— begin EXERCISE INPUT —

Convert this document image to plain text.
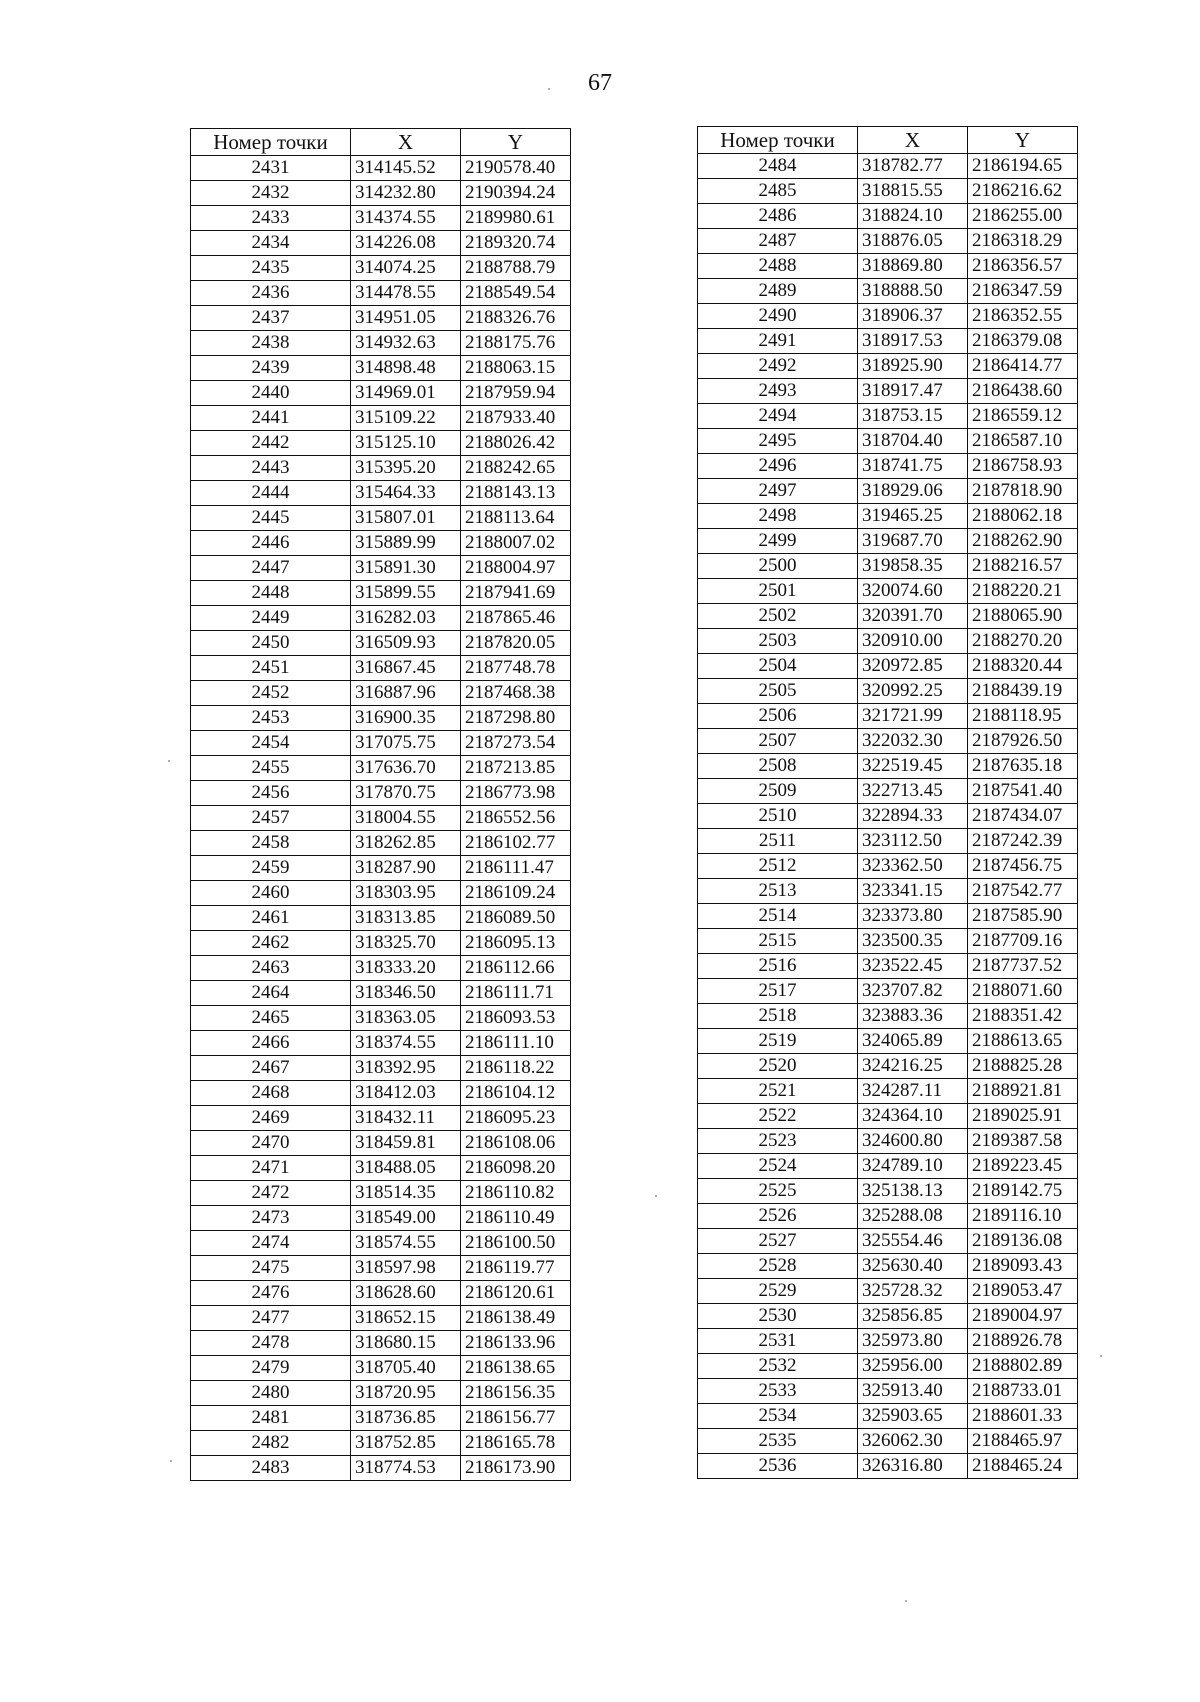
67
Номер точки	X	Y
2431	314145.52	2190578.40
2432	314232.80	2190394.24
2433	314374.55	2189980.61
2434	314226.08	2189320.74
2435	314074.25	2188788.79
2436	314478.55	2188549.54
2437	314951.05	2188326.76
2438	314932.63	2188175.76
2439	314898.48	2188063.15
2440	314969.01	2187959.94
2441	315109.22	2187933.40
2442	315125.10	2188026.42
2443	315395.20	2188242.65
2444	315464.33	2188143.13
2445	315807.01	2188113.64
2446	315889.99	2188007.02
2447	315891.30	2188004.97
2448	315899.55	2187941.69
2449	316282.03	2187865.46
2450	316509.93	2187820.05
2451	316867.45	2187748.78
2452	316887.96	2187468.38
2453	316900.35	2187298.80
2454	317075.75	2187273.54
2455	317636.70	2187213.85
2456	317870.75	2186773.98
2457	318004.55	2186552.56
2458	318262.85	2186102.77
2459	318287.90	2186111.47
2460	318303.95	2186109.24
2461	318313.85	2186089.50
2462	318325.70	2186095.13
2463	318333.20	2186112.66
2464	318346.50	2186111.71
2465	318363.05	2186093.53
2466	318374.55	2186111.10
2467	318392.95	2186118.22
2468	318412.03	2186104.12
2469	318432.11	2186095.23
2470	318459.81	2186108.06
2471	318488.05	2186098.20
2472	318514.35	2186110.82
2473	318549.00	2186110.49
2474	318574.55	2186100.50
2475	318597.98	2186119.77
2476	318628.60	2186120.61
2477	318652.15	2186138.49
2478	318680.15	2186133.96
2479	318705.40	2186138.65
2480	318720.95	2186156.35
2481	318736.85	2186156.77
2482	318752.85	2186165.78
2483	318774.53	2186173.90
Номер точки	X	Y
2484	318782.77	2186194.65
2485	318815.55	2186216.62
2486	318824.10	2186255.00
2487	318876.05	2186318.29
2488	318869.80	2186356.57
2489	318888.50	2186347.59
2490	318906.37	2186352.55
2491	318917.53	2186379.08
2492	318925.90	2186414.77
2493	318917.47	2186438.60
2494	318753.15	2186559.12
2495	318704.40	2186587.10
2496	318741.75	2186758.93
2497	318929.06	2187818.90
2498	319465.25	2188062.18
2499	319687.70	2188262.90
2500	319858.35	2188216.57
2501	320074.60	2188220.21
2502	320391.70	2188065.90
2503	320910.00	2188270.20
2504	320972.85	2188320.44
2505	320992.25	2188439.19
2506	321721.99	2188118.95
2507	322032.30	2187926.50
2508	322519.45	2187635.18
2509	322713.45	2187541.40
2510	322894.33	2187434.07
2511	323112.50	2187242.39
2512	323362.50	2187456.75
2513	323341.15	2187542.77
2514	323373.80	2187585.90
2515	323500.35	2187709.16
2516	323522.45	2187737.52
2517	323707.82	2188071.60
2518	323883.36	2188351.42
2519	324065.89	2188613.65
2520	324216.25	2188825.28
2521	324287.11	2188921.81
2522	324364.10	2189025.91
2523	324600.80	2189387.58
2524	324789.10	2189223.45
2525	325138.13	2189142.75
2526	325288.08	2189116.10
2527	325554.46	2189136.08
2528	325630.40	2189093.43
2529	325728.32	2189053.47
2530	325856.85	2189004.97
2531	325973.80	2188926.78
2532	325956.00	2188802.89
2533	325913.40	2188733.01
2534	325903.65	2188601.33
2535	326062.30	2188465.97
2536	326316.80	2188465.24
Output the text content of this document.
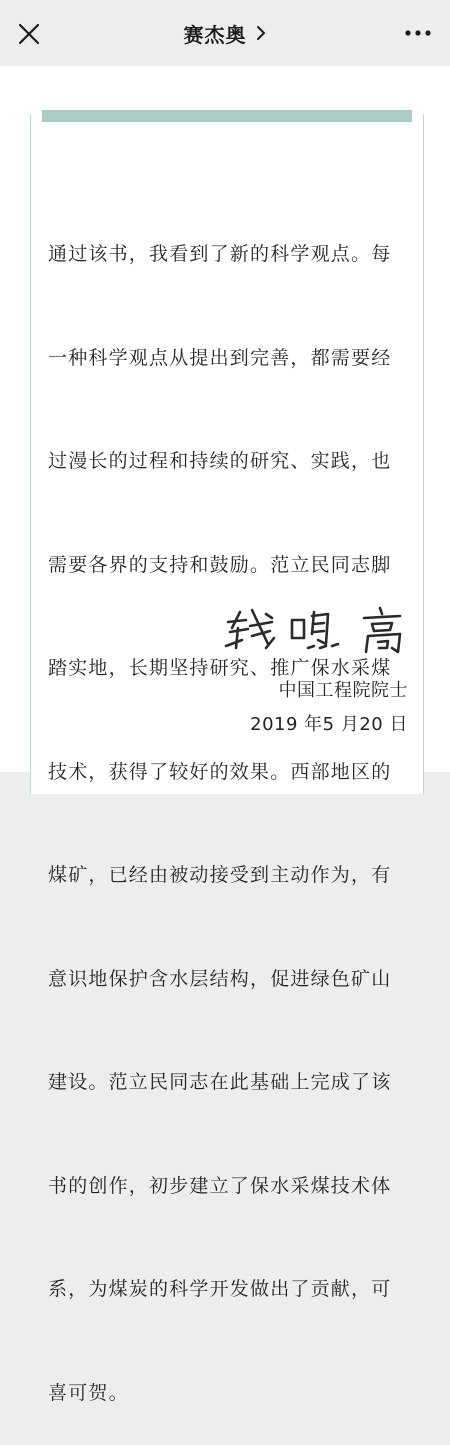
赛杰奥

通过该书，我看到了新的科学观点。每

一种科学观点从提出到完善，都需要经

过漫长的过程和持续的研究、实践，也

需要各界的支持和鼓励。范立民同志脚

踏实地，长期坚持研究、推广保水采煤

技术，获得了较好的效果。西部地区的

煤矿，已经由被动接受到主动作为，有

意识地保护含水层结构，促进绿色矿山

建设。范立民同志在此基础上完成了该

书的创作，初步建立了保水采煤技术体

系，为煤炭的科学开发做出了贡献，可

喜可贺。

中国工程院院士
2019 年5 月20 日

— end EXERCISE INPUT —

#### DO THIS:
All the material shown above is to be copied exactly, with no pictures carried over.

#### RIGHT ANSWER:
Convert this document image to plain text.
67
Номер точки	X	Y
2431	314145.52	2190578.40
2432	314232.80	2190394.24
2433	314374.55	2189980.61
2434	314226.08	2189320.74
2435	314074.25	2188788.79
2436	314478.55	2188549.54
2437	314951.05	2188326.76
2438	314932.63	2188175.76
2439	314898.48	2188063.15
2440	314969.01	2187959.94
2441	315109.22	2187933.40
2442	315125.10	2188026.42
2443	315395.20	2188242.65
2444	315464.33	2188143.13
2445	315807.01	2188113.64
2446	315889.99	2188007.02
2447	315891.30	2188004.97
2448	315899.55	2187941.69
2449	316282.03	2187865.46
2450	316509.93	2187820.05
2451	316867.45	2187748.78
2452	316887.96	2187468.38
2453	316900.35	2187298.80
2454	317075.75	2187273.54
2455	317636.70	2187213.85
2456	317870.75	2186773.98
2457	318004.55	2186552.56
2458	318262.85	2186102.77
2459	318287.90	2186111.47
2460	318303.95	2186109.24
2461	318313.85	2186089.50
2462	318325.70	2186095.13
2463	318333.20	2186112.66
2464	318346.50	2186111.71
2465	318363.05	2186093.53
2466	318374.55	2186111.10
2467	318392.95	2186118.22
2468	318412.03	2186104.12
2469	318432.11	2186095.23
2470	318459.81	2186108.06
2471	318488.05	2186098.20
2472	318514.35	2186110.82
2473	318549.00	2186110.49
2474	318574.55	2186100.50
2475	318597.98	2186119.77
2476	318628.60	2186120.61
2477	318652.15	2186138.49
2478	318680.15	2186133.96
2479	318705.40	2186138.65
2480	318720.95	2186156.35
2481	318736.85	2186156.77
2482	318752.85	2186165.78
2483	318774.53	2186173.90
Номер точки	X	Y
2484	318782.77	2186194.65
2485	318815.55	2186216.62
2486	318824.10	2186255.00
2487	318876.05	2186318.29
2488	318869.80	2186356.57
2489	318888.50	2186347.59
2490	318906.37	2186352.55
2491	318917.53	2186379.08
2492	318925.90	2186414.77
2493	318917.47	2186438.60
2494	318753.15	2186559.12
2495	318704.40	2186587.10
2496	318741.75	2186758.93
2497	318929.06	2187818.90
2498	319465.25	2188062.18
2499	319687.70	2188262.90
2500	319858.35	2188216.57
2501	320074.60	2188220.21
2502	320391.70	2188065.90
2503	320910.00	2188270.20
2504	320972.85	2188320.44
2505	320992.25	2188439.19
2506	321721.99	2188118.95
2507	322032.30	2187926.50
2508	322519.45	2187635.18
2509	322713.45	2187541.40
2510	322894.33	2187434.07
2511	323112.50	2187242.39
2512	323362.50	2187456.75
2513	323341.15	2187542.77
2514	323373.80	2187585.90
2515	323500.35	2187709.16
2516	323522.45	2187737.52
2517	323707.82	2188071.60
2518	323883.36	2188351.42
2519	324065.89	2188613.65
2520	324216.25	2188825.28
2521	324287.11	2188921.81
2522	324364.10	2189025.91
2523	324600.80	2189387.58
2524	324789.10	2189223.45
2525	325138.13	2189142.75
2526	325288.08	2189116.10
2527	325554.46	2189136.08
2528	325630.40	2189093.43
2529	325728.32	2189053.47
2530	325856.85	2189004.97
2531	325973.80	2188926.78
2532	325956.00	2188802.89
2533	325913.40	2188733.01
2534	325903.65	2188601.33
2535	326062.30	2188465.97
2536	326316.80	2188465.24
Output the text content of this document.
赛杰奥

通过该书，我看到了新的科学观点。每

一种科学观点从提出到完善，都需要经

过漫长的过程和持续的研究、实践，也

需要各界的支持和鼓励。范立民同志脚

踏实地，长期坚持研究、推广保水采煤

技术，获得了较好的效果。西部地区的

煤矿，已经由被动接受到主动作为，有

意识地保护含水层结构，促进绿色矿山

建设。范立民同志在此基础上完成了该

书的创作，初步建立了保水采煤技术体

系，为煤炭的科学开发做出了贡献，可

喜可贺。

中国工程院院士
2019 年5 月20 日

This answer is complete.